**Stated goal:** Below is a set of records; print all of them exactly as written.

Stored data
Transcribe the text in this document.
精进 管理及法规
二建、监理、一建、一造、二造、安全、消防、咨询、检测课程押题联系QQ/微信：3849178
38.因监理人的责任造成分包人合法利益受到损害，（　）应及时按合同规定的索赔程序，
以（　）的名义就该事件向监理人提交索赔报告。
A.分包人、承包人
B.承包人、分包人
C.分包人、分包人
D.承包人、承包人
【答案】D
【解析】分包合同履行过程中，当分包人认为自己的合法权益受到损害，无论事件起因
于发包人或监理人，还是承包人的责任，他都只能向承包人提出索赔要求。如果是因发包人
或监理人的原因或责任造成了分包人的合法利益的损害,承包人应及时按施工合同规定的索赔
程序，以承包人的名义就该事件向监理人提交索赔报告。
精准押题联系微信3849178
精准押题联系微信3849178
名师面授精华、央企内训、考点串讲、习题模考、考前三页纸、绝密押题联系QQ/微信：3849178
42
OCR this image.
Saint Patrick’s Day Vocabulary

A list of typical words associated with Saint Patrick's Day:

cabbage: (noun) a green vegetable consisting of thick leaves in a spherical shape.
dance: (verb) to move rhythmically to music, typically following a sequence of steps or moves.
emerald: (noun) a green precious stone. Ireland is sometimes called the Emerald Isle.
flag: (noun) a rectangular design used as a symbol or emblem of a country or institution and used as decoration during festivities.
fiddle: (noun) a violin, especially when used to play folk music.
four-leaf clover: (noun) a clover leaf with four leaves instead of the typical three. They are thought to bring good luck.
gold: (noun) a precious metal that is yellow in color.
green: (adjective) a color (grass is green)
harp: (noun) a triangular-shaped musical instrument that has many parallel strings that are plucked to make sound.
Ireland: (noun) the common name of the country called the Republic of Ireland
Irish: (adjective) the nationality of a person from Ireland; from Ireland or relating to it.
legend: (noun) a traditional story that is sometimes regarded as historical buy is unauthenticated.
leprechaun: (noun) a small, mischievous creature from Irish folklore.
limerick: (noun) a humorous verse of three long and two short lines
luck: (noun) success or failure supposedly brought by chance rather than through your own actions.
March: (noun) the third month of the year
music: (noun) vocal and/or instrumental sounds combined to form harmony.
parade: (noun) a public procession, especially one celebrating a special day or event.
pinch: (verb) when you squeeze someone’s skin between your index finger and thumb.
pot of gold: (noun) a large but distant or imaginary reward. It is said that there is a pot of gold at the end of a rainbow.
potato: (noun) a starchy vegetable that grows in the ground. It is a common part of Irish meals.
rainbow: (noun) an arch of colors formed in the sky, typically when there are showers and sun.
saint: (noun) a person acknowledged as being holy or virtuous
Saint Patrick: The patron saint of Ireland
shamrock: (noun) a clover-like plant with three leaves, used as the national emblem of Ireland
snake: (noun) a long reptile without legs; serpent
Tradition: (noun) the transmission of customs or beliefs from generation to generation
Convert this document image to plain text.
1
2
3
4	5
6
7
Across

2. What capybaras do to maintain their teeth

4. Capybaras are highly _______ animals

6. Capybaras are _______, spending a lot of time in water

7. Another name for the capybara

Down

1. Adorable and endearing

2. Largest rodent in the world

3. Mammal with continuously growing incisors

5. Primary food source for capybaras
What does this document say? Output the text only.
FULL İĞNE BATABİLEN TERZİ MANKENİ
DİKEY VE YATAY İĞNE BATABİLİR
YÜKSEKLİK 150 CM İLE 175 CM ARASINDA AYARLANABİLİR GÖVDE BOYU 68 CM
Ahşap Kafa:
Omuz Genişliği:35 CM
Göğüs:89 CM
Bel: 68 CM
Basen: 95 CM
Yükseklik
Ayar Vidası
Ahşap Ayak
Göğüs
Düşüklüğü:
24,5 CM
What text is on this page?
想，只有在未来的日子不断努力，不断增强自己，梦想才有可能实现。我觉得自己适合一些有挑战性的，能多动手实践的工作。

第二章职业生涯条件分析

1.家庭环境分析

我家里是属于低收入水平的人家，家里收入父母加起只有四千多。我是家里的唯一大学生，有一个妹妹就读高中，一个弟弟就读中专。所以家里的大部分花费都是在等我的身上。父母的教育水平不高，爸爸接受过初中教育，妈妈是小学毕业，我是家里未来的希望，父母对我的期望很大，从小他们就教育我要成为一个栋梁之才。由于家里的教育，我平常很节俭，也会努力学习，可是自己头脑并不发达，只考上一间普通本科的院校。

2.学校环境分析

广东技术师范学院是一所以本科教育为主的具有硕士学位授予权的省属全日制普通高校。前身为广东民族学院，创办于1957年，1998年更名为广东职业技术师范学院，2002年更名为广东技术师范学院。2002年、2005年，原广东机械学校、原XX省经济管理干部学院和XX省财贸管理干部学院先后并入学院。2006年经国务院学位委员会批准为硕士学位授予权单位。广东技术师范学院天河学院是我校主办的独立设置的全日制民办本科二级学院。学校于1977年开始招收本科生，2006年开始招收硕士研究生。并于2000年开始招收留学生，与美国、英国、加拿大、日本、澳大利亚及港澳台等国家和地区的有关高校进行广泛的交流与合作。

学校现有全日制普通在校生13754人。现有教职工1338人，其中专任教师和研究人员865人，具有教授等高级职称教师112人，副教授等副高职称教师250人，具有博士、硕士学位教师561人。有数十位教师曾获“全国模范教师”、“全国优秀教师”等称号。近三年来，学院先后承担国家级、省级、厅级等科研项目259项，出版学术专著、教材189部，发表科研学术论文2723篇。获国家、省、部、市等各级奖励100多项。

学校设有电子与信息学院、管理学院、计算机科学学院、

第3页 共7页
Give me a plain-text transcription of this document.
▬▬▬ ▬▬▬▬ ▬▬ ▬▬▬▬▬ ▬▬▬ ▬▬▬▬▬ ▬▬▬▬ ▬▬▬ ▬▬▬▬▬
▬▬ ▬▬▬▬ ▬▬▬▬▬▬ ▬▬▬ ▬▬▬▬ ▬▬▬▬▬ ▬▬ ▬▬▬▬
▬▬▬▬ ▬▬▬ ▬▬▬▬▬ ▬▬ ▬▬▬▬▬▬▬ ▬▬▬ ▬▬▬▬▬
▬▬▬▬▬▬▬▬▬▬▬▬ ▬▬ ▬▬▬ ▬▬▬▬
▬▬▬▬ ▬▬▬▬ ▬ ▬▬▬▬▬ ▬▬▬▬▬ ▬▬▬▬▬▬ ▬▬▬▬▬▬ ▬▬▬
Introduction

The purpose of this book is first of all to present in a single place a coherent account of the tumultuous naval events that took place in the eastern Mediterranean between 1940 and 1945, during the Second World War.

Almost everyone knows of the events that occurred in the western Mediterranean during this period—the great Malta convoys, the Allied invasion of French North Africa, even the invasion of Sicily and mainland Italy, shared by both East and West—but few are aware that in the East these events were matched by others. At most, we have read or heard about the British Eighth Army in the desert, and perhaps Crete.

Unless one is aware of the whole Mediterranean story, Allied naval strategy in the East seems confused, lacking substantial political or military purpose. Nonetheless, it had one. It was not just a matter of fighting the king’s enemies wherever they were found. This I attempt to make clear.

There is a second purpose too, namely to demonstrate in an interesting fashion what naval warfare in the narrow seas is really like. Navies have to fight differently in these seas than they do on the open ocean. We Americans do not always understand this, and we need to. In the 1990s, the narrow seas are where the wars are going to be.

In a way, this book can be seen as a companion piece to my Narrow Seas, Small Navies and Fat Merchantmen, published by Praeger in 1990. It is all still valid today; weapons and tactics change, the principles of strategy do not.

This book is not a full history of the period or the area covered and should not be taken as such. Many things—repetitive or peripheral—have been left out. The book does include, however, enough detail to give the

**Exercise answer:**
Transcribe the text in this document.
精进 管理及法规
二建、监理、一建、一造、二造、安全、消防、咨询、检测课程押题联系QQ/微信：3849178
38.因监理人的责任造成分包人合法利益受到损害，（　）应及时按合同规定的索赔程序，
以（　）的名义就该事件向监理人提交索赔报告。
A.分包人、承包人
B.承包人、分包人
C.分包人、分包人
D.承包人、承包人
【答案】D
【解析】分包合同履行过程中，当分包人认为自己的合法权益受到损害，无论事件起因
于发包人或监理人，还是承包人的责任，他都只能向承包人提出索赔要求。如果是因发包人
或监理人的原因或责任造成了分包人的合法利益的损害,承包人应及时按施工合同规定的索赔
程序，以承包人的名义就该事件向监理人提交索赔报告。
精准押题联系微信3849178
精准押题联系微信3849178
名师面授精华、央企内训、考点串讲、习题模考、考前三页纸、绝密押题联系QQ/微信：3849178
42
OCR this image.
Saint Patrick’s Day Vocabulary

A list of typical words associated with Saint Patrick's Day:

cabbage: (noun) a green vegetable consisting of thick leaves in a spherical shape.
dance: (verb) to move rhythmically to music, typically following a sequence of steps or moves.
emerald: (noun) a green precious stone. Ireland is sometimes called the Emerald Isle.
flag: (noun) a rectangular design used as a symbol or emblem of a country or institution and used as decoration during festivities.
fiddle: (noun) a violin, especially when used to play folk music.
four-leaf clover: (noun) a clover leaf with four leaves instead of the typical three. They are thought to bring good luck.
gold: (noun) a precious metal that is yellow in color.
green: (adjective) a color (grass is green)
harp: (noun) a triangular-shaped musical instrument that has many parallel strings that are plucked to make sound.
Ireland: (noun) the common name of the country called the Republic of Ireland
Irish: (adjective) the nationality of a person from Ireland; from Ireland or relating to it.
legend: (noun) a traditional story that is sometimes regarded as historical buy is unauthenticated.
leprechaun: (noun) a small, mischievous creature from Irish folklore.
limerick: (noun) a humorous verse of three long and two short lines
luck: (noun) success or failure supposedly brought by chance rather than through your own actions.
March: (noun) the third month of the year
music: (noun) vocal and/or instrumental sounds combined to form harmony.
parade: (noun) a public procession, especially one celebrating a special day or event.
pinch: (verb) when you squeeze someone’s skin between your index finger and thumb.
pot of gold: (noun) a large but distant or imaginary reward. It is said that there is a pot of gold at the end of a rainbow.
potato: (noun) a starchy vegetable that grows in the ground. It is a common part of Irish meals.
rainbow: (noun) an arch of colors formed in the sky, typically when there are showers and sun.
saint: (noun) a person acknowledged as being holy or virtuous
Saint Patrick: The patron saint of Ireland
shamrock: (noun) a clover-like plant with three leaves, used as the national emblem of Ireland
snake: (noun) a long reptile without legs; serpent
Tradition: (noun) the transmission of customs or beliefs from generation to generation
Convert this document image to plain text.
1
2
3
4	5
6
7
Across

2. What capybaras do to maintain their teeth

4. Capybaras are highly _______ animals

6. Capybaras are _______, spending a lot of time in water

7. Another name for the capybara

Down

1. Adorable and endearing

2. Largest rodent in the world

3. Mammal with continuously growing incisors

5. Primary food source for capybaras
What does this document say? Output the text only.
FULL İĞNE BATABİLEN TERZİ MANKENİ
DİKEY VE YATAY İĞNE BATABİLİR
YÜKSEKLİK 150 CM İLE 175 CM ARASINDA AYARLANABİLİR GÖVDE BOYU 68 CM
Ahşap Kafa:
Omuz Genişliği:35 CM
Göğüs:89 CM
Bel: 68 CM
Basen: 95 CM
Yükseklik
Ayar Vidası
Ahşap Ayak
Göğüs
Düşüklüğü:
24,5 CM
What text is on this page?
想，只有在未来的日子不断努力，不断增强自己，梦想才有可能实现。我觉得自己适合一些有挑战性的，能多动手实践的工作。

第二章职业生涯条件分析

1.家庭环境分析

我家里是属于低收入水平的人家，家里收入父母加起只有四千多。我是家里的唯一大学生，有一个妹妹就读高中，一个弟弟就读中专。所以家里的大部分花费都是在等我的身上。父母的教育水平不高，爸爸接受过初中教育，妈妈是小学毕业，我是家里未来的希望，父母对我的期望很大，从小他们就教育我要成为一个栋梁之才。由于家里的教育，我平常很节俭，也会努力学习，可是自己头脑并不发达，只考上一间普通本科的院校。

2.学校环境分析

广东技术师范学院是一所以本科教育为主的具有硕士学位授予权的省属全日制普通高校。前身为广东民族学院，创办于1957年，1998年更名为广东职业技术师范学院，2002年更名为广东技术师范学院。2002年、2005年，原广东机械学校、原XX省经济管理干部学院和XX省财贸管理干部学院先后并入学院。2006年经国务院学位委员会批准为硕士学位授予权单位。广东技术师范学院天河学院是我校主办的独立设置的全日制民办本科二级学院。学校于1977年开始招收本科生，2006年开始招收硕士研究生。并于2000年开始招收留学生，与美国、英国、加拿大、日本、澳大利亚及港澳台等国家和地区的有关高校进行广泛的交流与合作。

学校现有全日制普通在校生13754人。现有教职工1338人，其中专任教师和研究人员865人，具有教授等高级职称教师112人，副教授等副高职称教师250人，具有博士、硕士学位教师561人。有数十位教师曾获“全国模范教师”、“全国优秀教师”等称号。近三年来，学院先后承担国家级、省级、厅级等科研项目259项，出版学术专著、教材189部，发表科研学术论文2723篇。获国家、省、部、市等各级奖励100多项。

学校设有电子与信息学院、管理学院、计算机科学学院、

第3页 共7页
Give me a plain-text transcription of this document.
▬▬▬ ▬▬▬▬ ▬▬ ▬▬▬▬▬ ▬▬▬ ▬▬▬▬▬ ▬▬▬▬ ▬▬▬ ▬▬▬▬▬
▬▬ ▬▬▬▬ ▬▬▬▬▬▬ ▬▬▬ ▬▬▬▬ ▬▬▬▬▬ ▬▬ ▬▬▬▬
▬▬▬▬ ▬▬▬ ▬▬▬▬▬ ▬▬ ▬▬▬▬▬▬▬ ▬▬▬ ▬▬▬▬▬
▬▬▬▬▬▬▬▬▬▬▬▬ ▬▬ ▬▬▬ ▬▬▬▬
▬▬▬▬ ▬▬▬▬ ▬ ▬▬▬▬▬ ▬▬▬▬▬ ▬▬▬▬▬▬ ▬▬▬▬▬▬ ▬▬▬
Introduction

The purpose of this book is first of all to present in a single place a coherent account of the tumultuous naval events that took place in the eastern Mediterranean between 1940 and 1945, during the Second World War.

Almost everyone knows of the events that occurred in the western Mediterranean during this period—the great Malta convoys, the Allied invasion of French North Africa, even the invasion of Sicily and mainland Italy, shared by both East and West—but few are aware that in the East these events were matched by others. At most, we have read or heard about the British Eighth Army in the desert, and perhaps Crete.

Unless one is aware of the whole Mediterranean story, Allied naval strategy in the East seems confused, lacking substantial political or military purpose. Nonetheless, it had one. It was not just a matter of fighting the king’s enemies wherever they were found. This I attempt to make clear.

There is a second purpose too, namely to demonstrate in an interesting fashion what naval warfare in the narrow seas is really like. Navies have to fight differently in these seas than they do on the open ocean. We Americans do not always understand this, and we need to. In the 1990s, the narrow seas are where the wars are going to be.

In a way, this book can be seen as a companion piece to my Narrow Seas, Small Navies and Fat Merchantmen, published by Praeger in 1990. It is all still valid today; weapons and tactics change, the principles of strategy do not.

This book is not a full history of the period or the area covered and should not be taken as such. Many things—repetitive or peripheral—have been left out. The book does include, however, enough detail to give the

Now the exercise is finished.